_Written exercise_
Track down the lines that contain "band" and copy them.

— begin Entries shown —

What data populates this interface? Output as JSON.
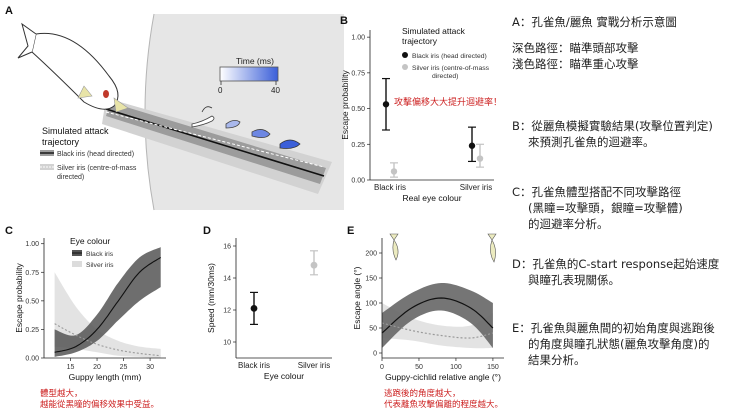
{
  "panel_labels": {
    "a": "A",
    "b": "B",
    "c": "C",
    "d": "D",
    "e": "E"
  },
  "panel_a": {
    "time_title": "Time (ms)",
    "time_min": "0",
    "time_max": "40",
    "legend_title_1": "Simulated attack",
    "legend_title_2": "trajectory",
    "legend_black": "Black iris (head directed)",
    "legend_silver_1": "Silver iris (centre-of-mass",
    "legend_silver_2": "directed)",
    "colors": {
      "time_start": "#ffffff",
      "time_end": "#3b5fd9",
      "fish_eye": "#c0392b"
    }
  },
  "annotation_b": "攻擊偏移大大提升迴避率！",
  "caption_c": [
    "體型越大，",
    "越能從黑曈的偏移效果中受益。"
  ],
  "caption_e": [
    "逃跑後的角度越大，",
    "代表離魚攻擊偏離的程度越大。"
  ],
  "sidebar": {
    "a_lines": [
      "A：孔雀魚/麗魚 實戰分析示意圖",
      "深色路徑：瞄準頭部攻擊",
      "淺色路徑：瞄準重心攻擊"
    ],
    "b_lines": [
      "B：從麗魚模擬實驗結果(攻擊位置判定)",
      "來預測孔雀魚的迴避率。"
    ],
    "c_lines": [
      "C：孔雀魚體型搭配不同攻擊路徑",
      "(黑瞳=攻擊頭，銀瞳=攻擊體)",
      "的迴避率分析。"
    ],
    "d_lines": [
      "D：孔雀魚的C-start response起始速度",
      "與瞳孔表現關係。"
    ],
    "e_lines": [
      "E：孔雀魚與麗魚間的初始角度與逃跑後",
      "的角度與瞳孔狀態(麗魚攻擊角度)的",
      "結果分析。"
    ]
  },
  "chart_data": [
    {
      "id": "B",
      "type": "scatter",
      "title": "",
      "xlabel": "Real eye colour",
      "ylabel": "Escape probability",
      "categories": [
        "Black iris",
        "Silver iris"
      ],
      "ylim": [
        0,
        1.05
      ],
      "yticks": [
        "0.00",
        "0.25",
        "0.50",
        "0.75",
        "1.00"
      ],
      "legend_title": [
        "Simulated attack",
        "trajectory"
      ],
      "legend": [
        "Black iris (head directed)",
        "Silver iris (centre-of-mass",
        "directed)"
      ],
      "series": [
        {
          "name": "Black iris (head directed)",
          "color": "#111111",
          "points": [
            {
              "x": "Black iris",
              "y": 0.53,
              "lo": 0.35,
              "hi": 0.71
            },
            {
              "x": "Silver iris",
              "y": 0.24,
              "lo": 0.13,
              "hi": 0.37
            }
          ]
        },
        {
          "name": "Silver iris (centre-of-mass directed)",
          "color": "#c4c4c4",
          "points": [
            {
              "x": "Black iris",
              "y": 0.06,
              "lo": 0.02,
              "hi": 0.12
            },
            {
              "x": "Silver iris",
              "y": 0.15,
              "lo": 0.09,
              "hi": 0.25
            }
          ]
        }
      ]
    },
    {
      "id": "C",
      "type": "line",
      "title": "",
      "xlabel": "Guppy length (mm)",
      "ylabel": "Escape probability",
      "xlim": [
        10,
        33
      ],
      "ylim": [
        0,
        1.05
      ],
      "xticks": [
        "15",
        "20",
        "25",
        "30"
      ],
      "yticks": [
        "0.00",
        "0.25",
        "0.50",
        "0.75",
        "1.00"
      ],
      "legend_title": "Eye colour",
      "series": [
        {
          "name": "Black iris",
          "color": "#111111",
          "band": "#555555",
          "x": [
            12,
            16,
            20,
            24,
            28,
            32
          ],
          "y": [
            0.05,
            0.1,
            0.25,
            0.5,
            0.75,
            0.88
          ],
          "lo": [
            0.01,
            0.05,
            0.15,
            0.33,
            0.5,
            0.62
          ],
          "hi": [
            0.25,
            0.2,
            0.38,
            0.66,
            0.88,
            0.97
          ]
        },
        {
          "name": "Silver iris",
          "color": "#9a9a9a",
          "band": "#dcdcdc",
          "x": [
            12,
            16,
            20,
            24,
            28,
            32
          ],
          "y": [
            0.3,
            0.2,
            0.12,
            0.07,
            0.04,
            0.02
          ],
          "lo": [
            0.1,
            0.08,
            0.05,
            0.02,
            0.01,
            0.0
          ],
          "hi": [
            0.75,
            0.45,
            0.25,
            0.15,
            0.1,
            0.08
          ]
        }
      ]
    },
    {
      "id": "D",
      "type": "scatter",
      "title": "",
      "xlabel": "Eye colour",
      "ylabel": "Speed (mm/30ms)",
      "categories": [
        "Black iris",
        "Silver iris"
      ],
      "ylim": [
        9,
        16.5
      ],
      "yticks": [
        "10",
        "12",
        "14",
        "16"
      ],
      "series": [
        {
          "name": "mean",
          "points": [
            {
              "x": "Black iris",
              "y": 12.1,
              "lo": 11.1,
              "hi": 13.1,
              "color": "#111111"
            },
            {
              "x": "Silver iris",
              "y": 14.8,
              "lo": 14.2,
              "hi": 15.7,
              "color": "#c4c4c4"
            }
          ]
        }
      ]
    },
    {
      "id": "E",
      "type": "line",
      "title": "",
      "xlabel": "Guppy-cichlid relative angle (°)",
      "ylabel": "Escape angle (°)",
      "xlim": [
        0,
        165
      ],
      "ylim": [
        -10,
        230
      ],
      "xticks": [
        "0",
        "50",
        "100",
        "150"
      ],
      "yticks": [
        "0",
        "50",
        "100",
        "150",
        "200"
      ],
      "series": [
        {
          "name": "Black iris",
          "color": "#111111",
          "band": "#666666",
          "x": [
            0,
            40,
            80,
            120,
            150
          ],
          "y": [
            40,
            90,
            110,
            90,
            50
          ],
          "lo": [
            10,
            65,
            85,
            60,
            10
          ],
          "hi": [
            80,
            120,
            140,
            125,
            100
          ]
        },
        {
          "name": "Silver iris",
          "color": "#9a9a9a",
          "band": "#dcdcdc",
          "x": [
            0,
            40,
            80,
            120,
            150
          ],
          "y": [
            60,
            45,
            35,
            30,
            40
          ],
          "lo": [
            30,
            25,
            15,
            10,
            10
          ],
          "hi": [
            100,
            70,
            55,
            55,
            80
          ]
        }
      ]
    }
  ]
}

— end Entries shown —

_Final result_
          "band": "#555555",
          "band": "#dcdcdc",
          "band": "#666666",
          "band": "#dcdcdc",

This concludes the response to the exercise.